Wird denn der Event "Disconnected" und deine Prozedur "gDdeClient_Disconnected" aufgerufen?


----------



## vierlagig (28 April 2011)

Jochen Kühner schrieb:


> Wird denn der Event "Disconnected" und deine Prozedur "gDdeClient_Disconnected" aufgerufen?



ja, aber wie gesagt bleibt die verbindung offen.


----------



## Jochen Kühner (28 April 2011)

vierlagig schrieb:


> ich sehe per netstat immer noch die offene Verdindung (Status: HERGESTELLT), auch nach mehreren Minuten noch.



Wollt das mal nachstellen, aber wie kann Ich den in Netstat überhaupt die DDE Verbindung sehen?

Ich hab's mit netstat -a -b -n probiert aber mein Prozess taucht nirgends auf!
(Hab den Server und den ClientWin aus dem Samples Ordner benutzt, Verbindung besteht auch!)


----------



## Thomas_v2.1 (28 April 2011)

vierlagig schrieb:


> und auch alle Versuche mit Dispose() sind gescheitert



Hast du schonmal versucht, nach dem Dispose den Garbage Collector manuell mit GC.SuppressFinalize(this) aufzurufen?

Beim Prosim-Objekt war das bei mir die einzige Möglichkeit die Verbindung immer sauber zu trennen, also: IDisposable und Dispose implementieren und darin den GC aufrufen.


----------



## Jochen Kühner (29 April 2011)

Thomas_v2.1 schrieb:


> Hast du schonmal versucht, nach dem Dispose den Garbage Collector manuell mit GC.SuppressFinalize(this) aufzurufen?



Laut Doku ruft doch SuppressFinalize nicht den GC sondern verhindert den Aufruf des Finalizers: http://msdn.microsoft.com/de-de/library/system.gc.suppressfinalize.aspx


----------



## Thomas_v2.1 (29 April 2011)

## Deine Aufgabe
Schreib den Forumsauszug von „Wollt das mal“ bis einschließlich „taucht nirgends auf!“ noch einmal ab und setze dabei „Programm“ an die Stelle von „Prozess“. Die Datensätze braucht man hier nicht.

## Vorliegende Datensätze
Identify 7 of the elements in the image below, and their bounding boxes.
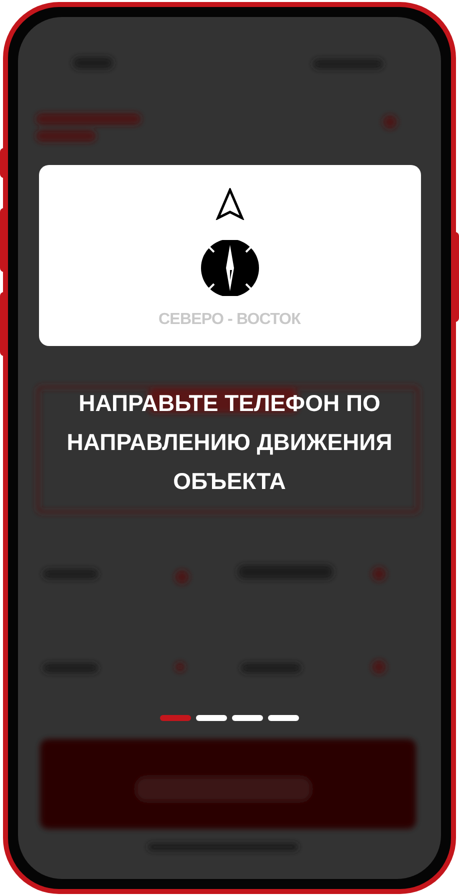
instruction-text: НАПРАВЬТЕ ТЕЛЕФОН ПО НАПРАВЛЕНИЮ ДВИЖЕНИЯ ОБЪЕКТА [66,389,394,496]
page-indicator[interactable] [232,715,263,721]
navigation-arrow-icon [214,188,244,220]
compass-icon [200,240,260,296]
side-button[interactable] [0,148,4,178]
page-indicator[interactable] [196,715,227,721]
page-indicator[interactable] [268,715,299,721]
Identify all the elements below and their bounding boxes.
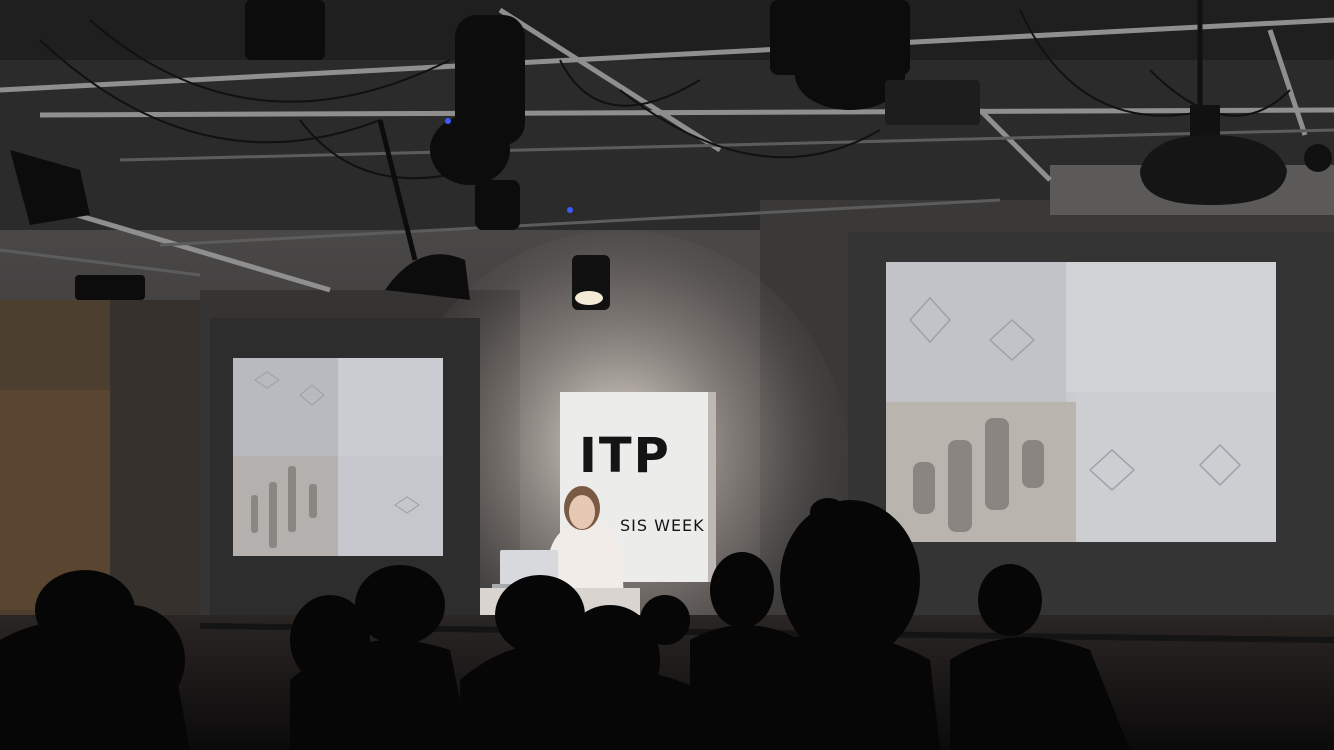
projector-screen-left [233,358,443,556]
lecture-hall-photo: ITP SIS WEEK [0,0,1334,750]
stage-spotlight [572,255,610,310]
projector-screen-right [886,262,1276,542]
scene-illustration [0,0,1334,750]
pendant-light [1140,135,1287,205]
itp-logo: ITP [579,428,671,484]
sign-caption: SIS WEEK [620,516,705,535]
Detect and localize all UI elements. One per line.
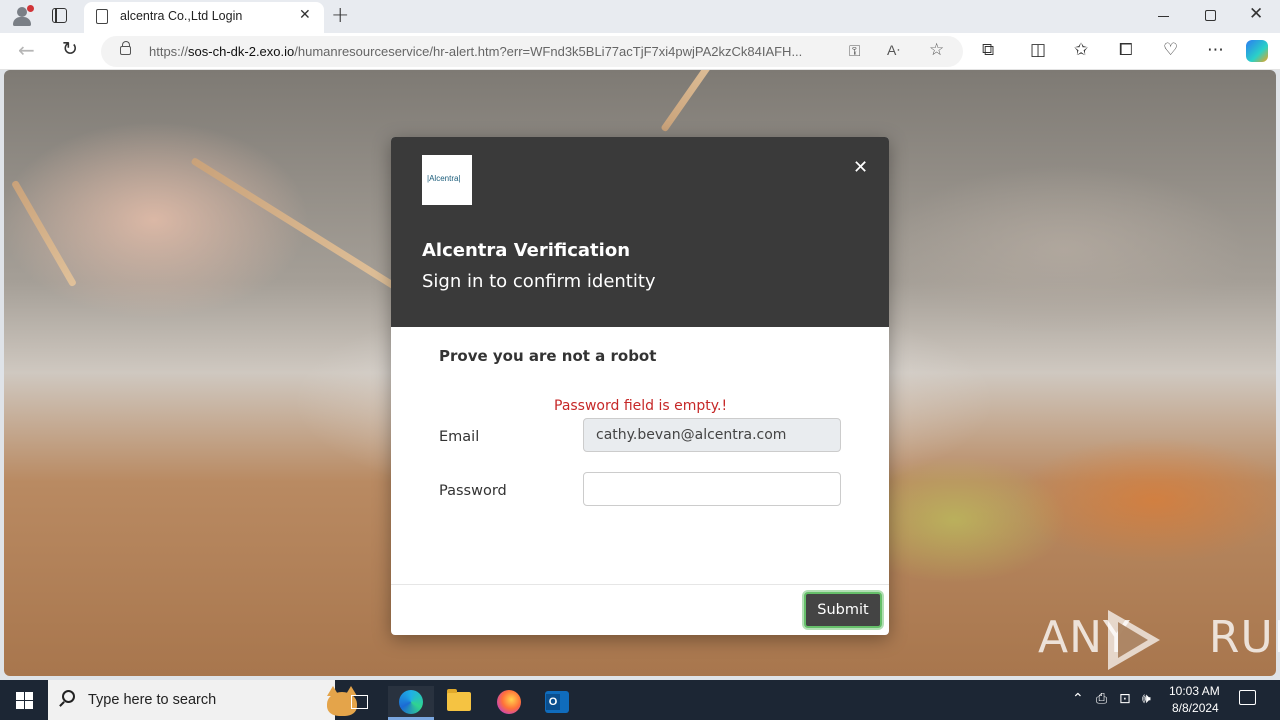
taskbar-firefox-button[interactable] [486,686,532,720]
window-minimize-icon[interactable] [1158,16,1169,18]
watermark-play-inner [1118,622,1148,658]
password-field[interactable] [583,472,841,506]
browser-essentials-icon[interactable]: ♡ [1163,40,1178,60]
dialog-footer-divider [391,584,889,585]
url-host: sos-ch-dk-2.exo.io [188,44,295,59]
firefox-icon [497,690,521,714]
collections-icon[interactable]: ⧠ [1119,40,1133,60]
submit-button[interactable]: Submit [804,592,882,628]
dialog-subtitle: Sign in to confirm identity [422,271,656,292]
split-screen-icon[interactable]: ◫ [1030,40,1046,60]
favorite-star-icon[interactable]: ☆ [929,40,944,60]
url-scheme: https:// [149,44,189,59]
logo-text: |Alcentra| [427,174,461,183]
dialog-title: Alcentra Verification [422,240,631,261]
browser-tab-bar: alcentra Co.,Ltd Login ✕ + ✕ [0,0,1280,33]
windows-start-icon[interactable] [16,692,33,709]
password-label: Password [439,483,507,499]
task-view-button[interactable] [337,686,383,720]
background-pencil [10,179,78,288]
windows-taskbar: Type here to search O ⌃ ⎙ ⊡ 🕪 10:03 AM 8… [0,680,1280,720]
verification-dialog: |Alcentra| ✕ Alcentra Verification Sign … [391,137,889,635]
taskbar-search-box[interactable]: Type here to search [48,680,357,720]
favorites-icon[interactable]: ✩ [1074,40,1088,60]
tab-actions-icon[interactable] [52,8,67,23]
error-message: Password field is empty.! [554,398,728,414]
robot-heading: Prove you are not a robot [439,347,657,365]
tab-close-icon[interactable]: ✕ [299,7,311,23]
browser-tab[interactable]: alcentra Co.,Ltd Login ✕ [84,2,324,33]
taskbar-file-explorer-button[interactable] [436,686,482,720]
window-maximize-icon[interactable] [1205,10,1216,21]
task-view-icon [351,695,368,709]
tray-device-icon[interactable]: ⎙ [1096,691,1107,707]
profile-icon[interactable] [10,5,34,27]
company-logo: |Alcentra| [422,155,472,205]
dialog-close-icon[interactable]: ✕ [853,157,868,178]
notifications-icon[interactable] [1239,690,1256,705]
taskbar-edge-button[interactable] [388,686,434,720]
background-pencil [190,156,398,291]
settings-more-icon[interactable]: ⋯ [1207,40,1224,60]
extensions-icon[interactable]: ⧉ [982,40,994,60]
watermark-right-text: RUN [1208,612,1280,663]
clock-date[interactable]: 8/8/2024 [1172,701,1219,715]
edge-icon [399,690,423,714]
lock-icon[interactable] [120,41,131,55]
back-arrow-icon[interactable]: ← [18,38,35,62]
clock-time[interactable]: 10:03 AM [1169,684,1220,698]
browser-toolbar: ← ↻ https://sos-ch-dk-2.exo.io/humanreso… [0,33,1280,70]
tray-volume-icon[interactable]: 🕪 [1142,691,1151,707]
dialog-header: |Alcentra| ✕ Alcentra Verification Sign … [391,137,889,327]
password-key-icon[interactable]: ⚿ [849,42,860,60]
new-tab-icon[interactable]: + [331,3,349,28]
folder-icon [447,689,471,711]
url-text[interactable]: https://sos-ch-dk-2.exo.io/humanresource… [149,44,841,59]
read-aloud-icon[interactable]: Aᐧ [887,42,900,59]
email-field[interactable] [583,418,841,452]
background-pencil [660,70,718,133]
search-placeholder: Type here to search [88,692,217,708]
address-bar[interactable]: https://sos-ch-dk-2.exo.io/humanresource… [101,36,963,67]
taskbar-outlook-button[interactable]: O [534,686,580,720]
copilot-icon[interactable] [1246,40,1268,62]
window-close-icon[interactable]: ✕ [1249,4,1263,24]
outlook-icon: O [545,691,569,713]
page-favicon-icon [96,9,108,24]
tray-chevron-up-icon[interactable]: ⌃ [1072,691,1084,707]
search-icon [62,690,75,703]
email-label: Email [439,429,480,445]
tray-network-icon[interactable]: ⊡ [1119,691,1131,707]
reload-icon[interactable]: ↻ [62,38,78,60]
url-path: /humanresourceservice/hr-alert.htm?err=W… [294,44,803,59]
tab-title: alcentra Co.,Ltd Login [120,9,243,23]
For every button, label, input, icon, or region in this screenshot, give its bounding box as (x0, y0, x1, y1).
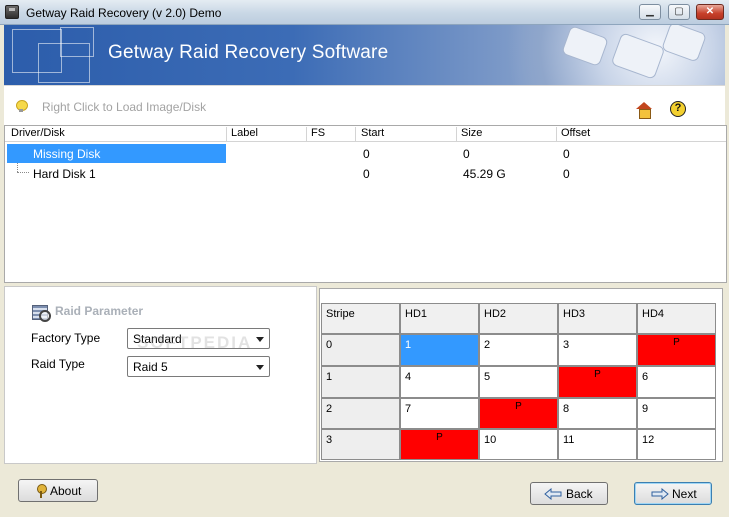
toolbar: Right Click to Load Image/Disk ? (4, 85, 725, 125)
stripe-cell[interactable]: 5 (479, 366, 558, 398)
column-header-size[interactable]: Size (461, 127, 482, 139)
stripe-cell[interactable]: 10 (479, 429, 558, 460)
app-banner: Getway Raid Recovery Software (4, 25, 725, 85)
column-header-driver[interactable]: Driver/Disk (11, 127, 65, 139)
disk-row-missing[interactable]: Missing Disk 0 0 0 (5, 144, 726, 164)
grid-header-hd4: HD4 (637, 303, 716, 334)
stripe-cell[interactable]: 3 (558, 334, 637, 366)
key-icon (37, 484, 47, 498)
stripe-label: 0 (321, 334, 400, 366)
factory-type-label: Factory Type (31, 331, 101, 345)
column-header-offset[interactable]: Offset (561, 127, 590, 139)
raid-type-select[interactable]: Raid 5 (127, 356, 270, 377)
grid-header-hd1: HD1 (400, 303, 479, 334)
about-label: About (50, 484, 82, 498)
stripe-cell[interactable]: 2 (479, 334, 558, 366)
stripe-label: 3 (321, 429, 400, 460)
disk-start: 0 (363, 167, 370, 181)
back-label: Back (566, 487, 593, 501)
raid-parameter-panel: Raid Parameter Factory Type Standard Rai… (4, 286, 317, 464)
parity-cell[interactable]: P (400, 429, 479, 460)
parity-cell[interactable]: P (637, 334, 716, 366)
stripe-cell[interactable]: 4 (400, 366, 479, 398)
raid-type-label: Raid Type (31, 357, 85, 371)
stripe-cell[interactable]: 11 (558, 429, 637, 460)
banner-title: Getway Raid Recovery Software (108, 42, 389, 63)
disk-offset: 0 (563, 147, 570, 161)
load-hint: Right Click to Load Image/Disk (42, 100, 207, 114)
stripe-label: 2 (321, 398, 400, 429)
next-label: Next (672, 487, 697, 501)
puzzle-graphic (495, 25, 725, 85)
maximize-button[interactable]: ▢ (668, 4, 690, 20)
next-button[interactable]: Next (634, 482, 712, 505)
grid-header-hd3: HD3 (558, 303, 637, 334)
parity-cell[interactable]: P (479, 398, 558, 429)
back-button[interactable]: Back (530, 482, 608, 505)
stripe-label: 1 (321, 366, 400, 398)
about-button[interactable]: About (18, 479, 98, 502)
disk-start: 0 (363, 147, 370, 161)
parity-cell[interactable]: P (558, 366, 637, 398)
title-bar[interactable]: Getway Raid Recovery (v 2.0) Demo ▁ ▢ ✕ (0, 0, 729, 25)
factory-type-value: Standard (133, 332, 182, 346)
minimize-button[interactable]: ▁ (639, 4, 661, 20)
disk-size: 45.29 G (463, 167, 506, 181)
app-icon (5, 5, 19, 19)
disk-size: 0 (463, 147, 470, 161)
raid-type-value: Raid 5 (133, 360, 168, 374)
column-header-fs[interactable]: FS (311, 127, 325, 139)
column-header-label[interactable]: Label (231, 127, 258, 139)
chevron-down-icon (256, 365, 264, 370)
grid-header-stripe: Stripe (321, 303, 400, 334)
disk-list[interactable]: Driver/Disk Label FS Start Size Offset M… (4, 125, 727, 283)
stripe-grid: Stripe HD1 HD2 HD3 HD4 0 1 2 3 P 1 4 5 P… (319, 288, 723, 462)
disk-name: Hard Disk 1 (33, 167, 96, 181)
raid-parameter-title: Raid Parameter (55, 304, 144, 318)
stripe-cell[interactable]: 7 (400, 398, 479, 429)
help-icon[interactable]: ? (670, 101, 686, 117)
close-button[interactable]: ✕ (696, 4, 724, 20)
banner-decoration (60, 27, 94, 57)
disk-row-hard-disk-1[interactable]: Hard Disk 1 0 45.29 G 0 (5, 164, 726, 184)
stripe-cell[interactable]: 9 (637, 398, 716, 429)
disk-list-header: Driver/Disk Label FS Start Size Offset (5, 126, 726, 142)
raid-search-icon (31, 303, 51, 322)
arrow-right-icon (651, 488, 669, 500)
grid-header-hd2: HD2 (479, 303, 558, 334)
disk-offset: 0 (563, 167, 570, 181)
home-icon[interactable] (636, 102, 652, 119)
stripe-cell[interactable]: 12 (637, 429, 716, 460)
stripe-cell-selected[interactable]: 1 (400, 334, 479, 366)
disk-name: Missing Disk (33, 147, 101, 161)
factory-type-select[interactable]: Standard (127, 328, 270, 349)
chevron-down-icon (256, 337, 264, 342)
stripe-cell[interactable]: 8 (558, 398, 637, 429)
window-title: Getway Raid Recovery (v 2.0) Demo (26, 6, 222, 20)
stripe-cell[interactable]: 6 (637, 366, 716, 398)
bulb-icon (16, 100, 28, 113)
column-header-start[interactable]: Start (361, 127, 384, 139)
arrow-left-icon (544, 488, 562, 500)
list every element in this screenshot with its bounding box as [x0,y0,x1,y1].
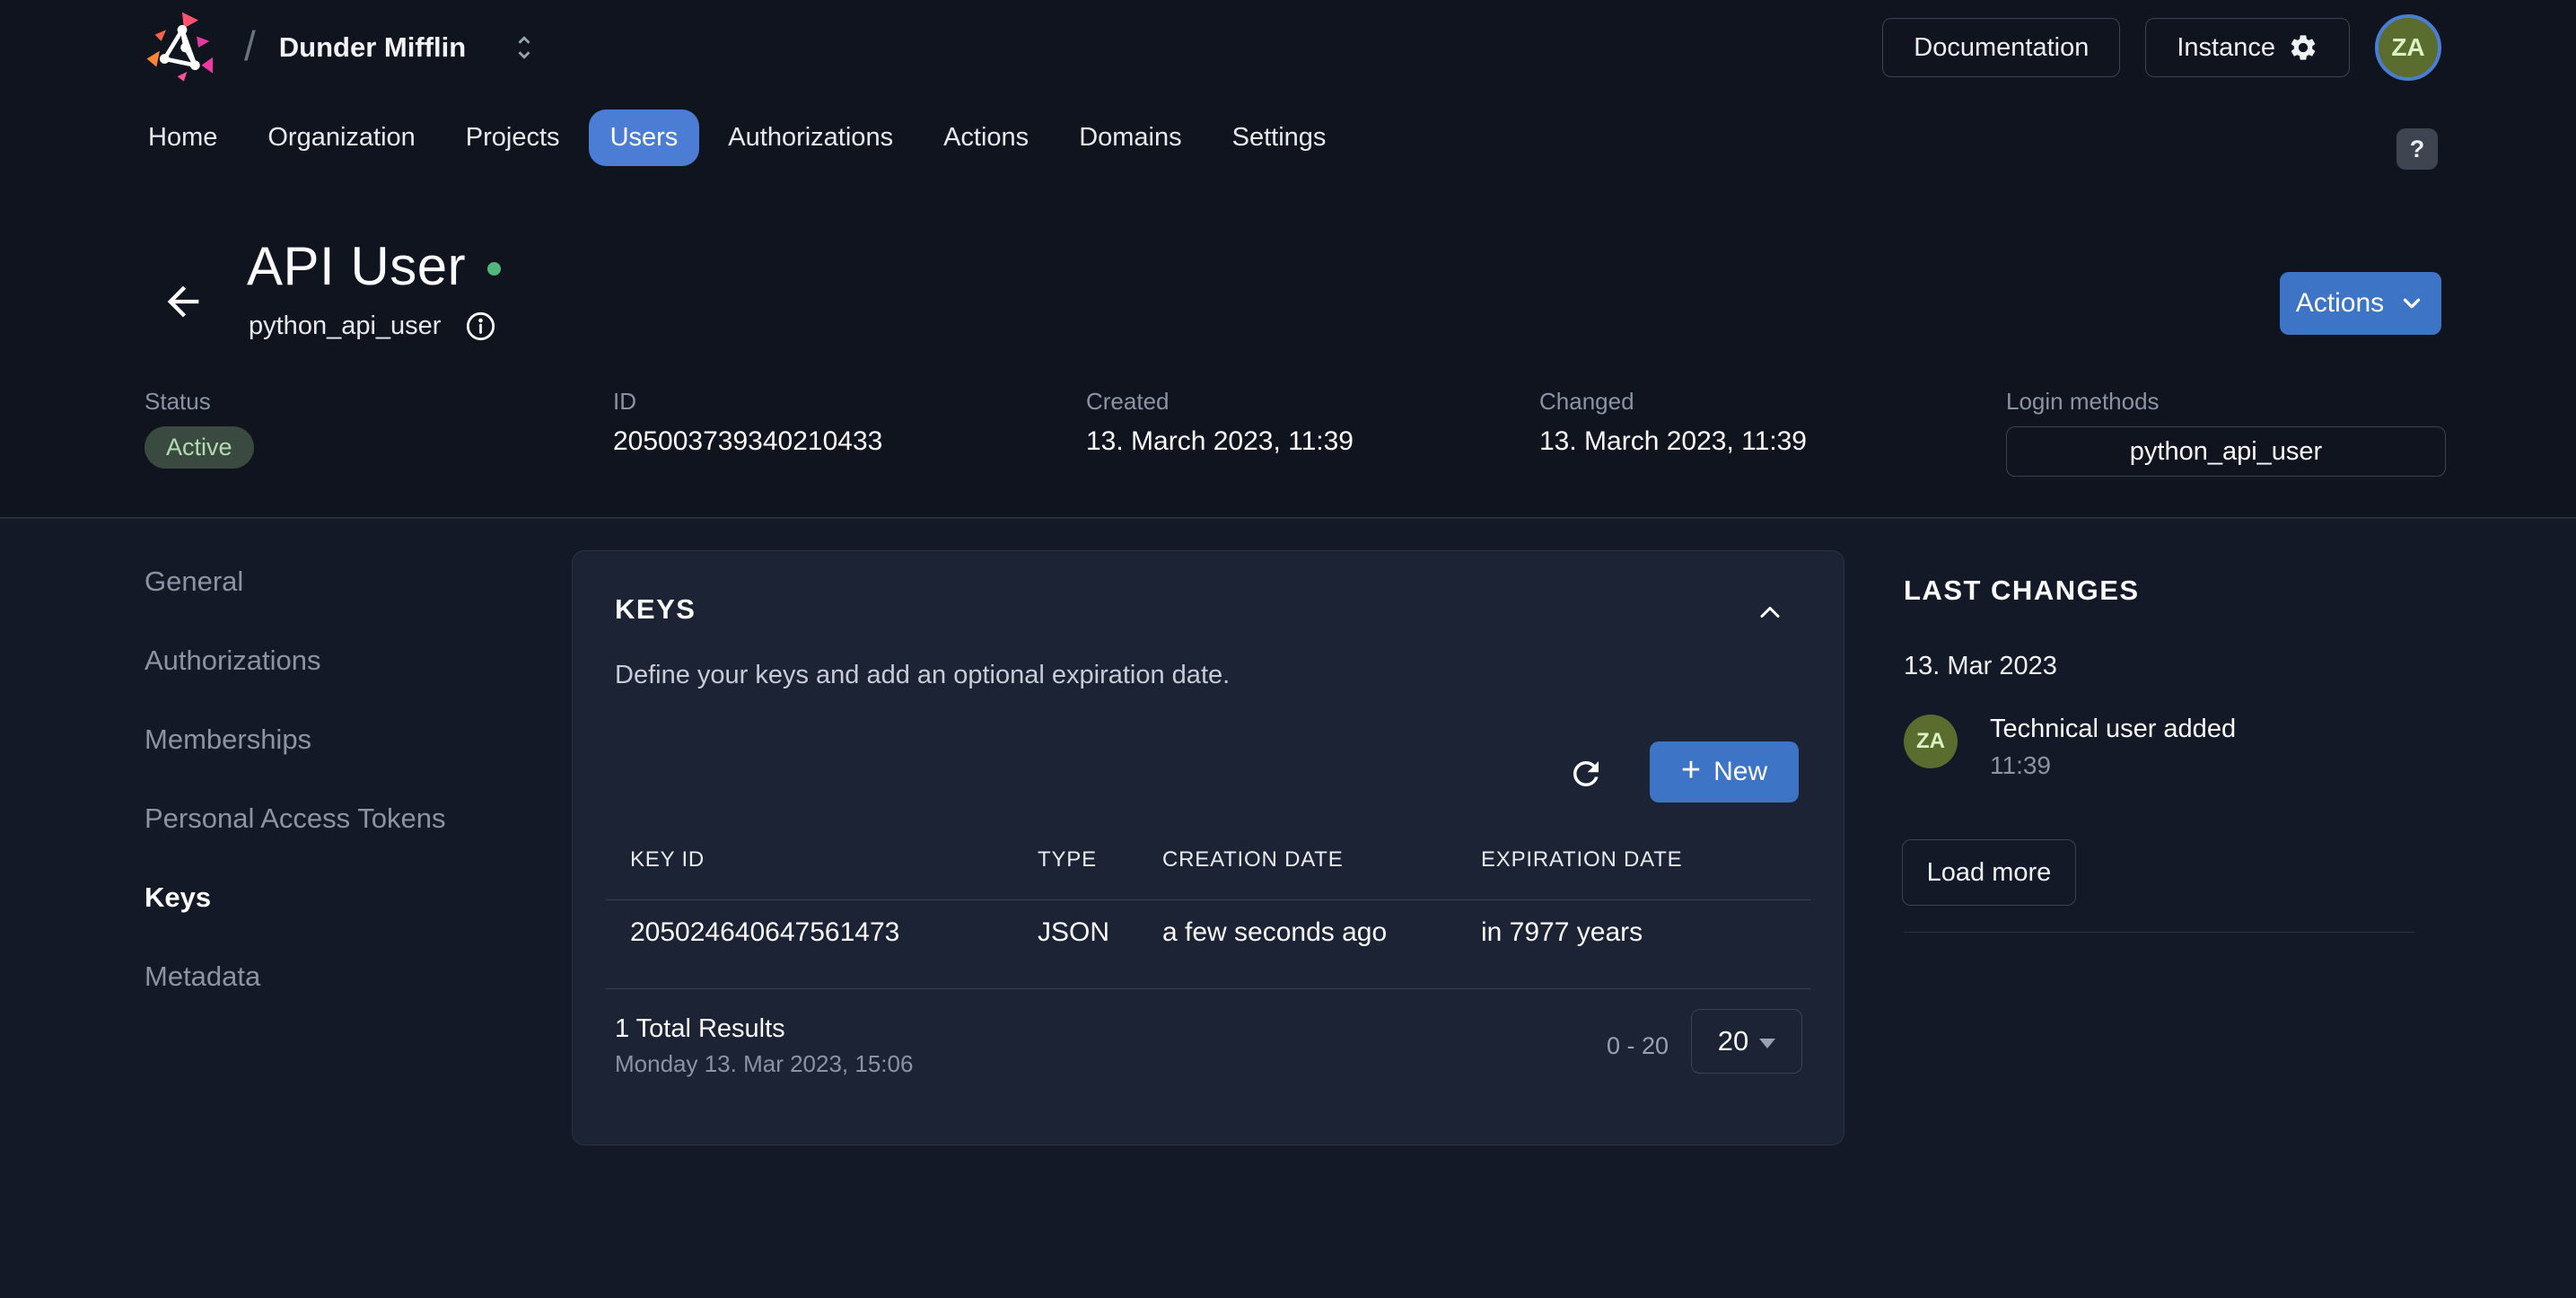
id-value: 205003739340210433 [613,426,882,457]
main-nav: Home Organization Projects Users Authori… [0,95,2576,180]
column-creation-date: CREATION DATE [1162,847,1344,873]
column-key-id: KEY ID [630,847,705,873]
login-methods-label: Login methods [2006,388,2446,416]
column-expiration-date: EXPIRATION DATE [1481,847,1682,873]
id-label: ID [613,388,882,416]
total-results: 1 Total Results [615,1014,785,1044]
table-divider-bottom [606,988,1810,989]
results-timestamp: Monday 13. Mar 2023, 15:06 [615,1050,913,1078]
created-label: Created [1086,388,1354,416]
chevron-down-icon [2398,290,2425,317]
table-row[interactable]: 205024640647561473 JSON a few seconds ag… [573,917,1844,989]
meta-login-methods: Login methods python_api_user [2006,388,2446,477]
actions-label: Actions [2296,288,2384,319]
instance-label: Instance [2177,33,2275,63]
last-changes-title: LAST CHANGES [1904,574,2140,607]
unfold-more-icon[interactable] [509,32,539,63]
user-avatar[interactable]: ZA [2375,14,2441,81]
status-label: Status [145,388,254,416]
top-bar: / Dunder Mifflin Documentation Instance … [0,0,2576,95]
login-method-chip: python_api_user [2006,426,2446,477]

## Die Lösung
Wollt das mal nachstellen, aber wie kann Ich den in Netstat überhaupt die DDE Verbindung sehen?

Ich hab's mit netstat -a -b -n probiert aber mein Programm taucht nirgends auf!